◆ SOURCE PASSAGE

# Fort Pitt ????



## Rnd (Jan 21, 2012)

Any Info on Derby placements yet ?


----------



## Phyllis McGinn (Jul 13, 2005)

Sorry I have very little info. It poured all day. TheOpen called 24 back to land blind which they couldn't get in today because of thunderstorms.


----------



## Ernie Hawkins (Nov 3, 2009)

The Derby placements. I doing this from memory. 
1st 9
2nd 2
3rd 10
4th 4
RJ 6
JAMS 1, 3, 8


----------



## Rnd (Jan 21, 2012)

Thanks.

looks like VooDoo goes 8 for 8 with a 4th in the derby.

That right hand bird was a tough bird to pick out in the open.


----------



## Brenda (Sep 4, 2004)

Anyone have open callback numbers?


----------



## captainjack (Apr 6, 2009)

8 to the 4th in open. Sorry don't have the numbers.


----------



## Gerry Clinchy (Aug 7, 2007)

Ernie Hawkins said:


> The Derby placements. I doing this from memory.
> 1st 9
> 2nd 2
> 3rd 10 Peg Willbond's Golden just 1 year + 1 day old  (Bart daughter)
> ...


Just gotta love those Goldens 

And I hear that Red won the Q today )


----------



## Phyllis McGinn (Jul 13, 2005)

Eight dogs called back to Open watermarks tomorrow. 5,20,26,27,31,33,38,46


----------



## 8mmag (Jan 1, 2010)

Qualifying Results as relayed to me...

1st - #12 Ernie Hawkins with Red
2nd - #4 Cynthia Huskey with Pic
3rd - #1 Dan Wegner with Ransom
4th - #9 Erick Pfeifer with Gunner
RJ - #6 Lindsay Ridgeway with Laddie
No Other JAMS

BIG congrats to my training partners Dan & Erick!

Also, (3) Michigan dogs place 1, 3, & 4. Not too shabby...


----------



## Becky Mills (Jun 6, 2004)

Gerry Clinchy said:


> Just gotta love those Goldens
> 
> And I hear that Red won the Q today )


A HUGE congratulations to Allie/Peg, Tully/Bev and Red/Ernie!!!!


----------



## Brenda (Sep 4, 2004)

Phyllis thanks so much for posting the open callbacks


----------



## Frank Jones (Feb 17, 2004)

◆ LISTING
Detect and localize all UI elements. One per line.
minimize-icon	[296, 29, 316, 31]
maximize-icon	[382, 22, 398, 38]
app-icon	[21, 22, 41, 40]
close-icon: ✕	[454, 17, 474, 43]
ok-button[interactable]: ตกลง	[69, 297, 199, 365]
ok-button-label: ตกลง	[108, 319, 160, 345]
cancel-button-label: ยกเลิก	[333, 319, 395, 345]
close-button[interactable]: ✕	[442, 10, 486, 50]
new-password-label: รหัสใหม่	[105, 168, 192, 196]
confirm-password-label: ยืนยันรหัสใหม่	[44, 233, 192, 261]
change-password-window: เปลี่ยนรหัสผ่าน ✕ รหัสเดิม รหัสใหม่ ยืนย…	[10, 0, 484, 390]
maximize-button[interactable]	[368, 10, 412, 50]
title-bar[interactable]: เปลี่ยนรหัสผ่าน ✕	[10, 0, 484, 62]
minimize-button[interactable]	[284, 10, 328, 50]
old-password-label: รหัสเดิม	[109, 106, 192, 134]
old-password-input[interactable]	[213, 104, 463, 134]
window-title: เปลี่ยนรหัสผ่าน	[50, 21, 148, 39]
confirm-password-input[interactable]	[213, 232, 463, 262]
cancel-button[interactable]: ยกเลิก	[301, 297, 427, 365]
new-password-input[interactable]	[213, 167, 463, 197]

◆ WHAT THE EXERCISE ASKS
Continue the Fort Pitt field trial thread above from the point where it stops.

◆ ANSWER TO THE EXERCISE
Huge Congratulations to Ernie on the Q WIN with Red! What a team! And to Dan and Ransom on the 3rd . . . Way to Go!

rita


----------



## Frank Jones (Feb 17, 2004)

Congratulations, Jeff on your Derby WIN with Blossom! Looks like something special there . . .

rita


----------



## Bait (Jan 21, 2004)

Becky Mills said:


> A HUGE congratulations to Allie/Peg, Tully/Bev and Red/Ernie!!!!


Yup! way to go Peg, Bev, and Ernie!


----------



## captainjack (Apr 6, 2009)

How did the open finish?


----------



## Brenda (Sep 4, 2004)

All I know about the open is that Alan got 1st with Cane, 2nd was Hope handled by Jerry Wilkes and 3rd was my Rosie handled by Alan. Congrats to all!


----------



## captainjack (Apr 6, 2009)

Brenda said:


> All I know about the open is that Alan got 1st with Cane, 2nd was Hope handled by Jerry Wilkes and 3rd was my Rosie handled by Alan. Congrats to all!


Thanks, and congratulations on the 3rd!


----------



## Breck (Jul 1, 2003)

Man! John Thomas' dog Cane has been kicking tail this year! What a dog!


----------



## Brian Cockfield (Jun 4, 2003)

Breck said:


> Man! John Thomas' dog Cane has been kicking tail this year! What a dog!


John Thomas AND Bobby Davidson's dog.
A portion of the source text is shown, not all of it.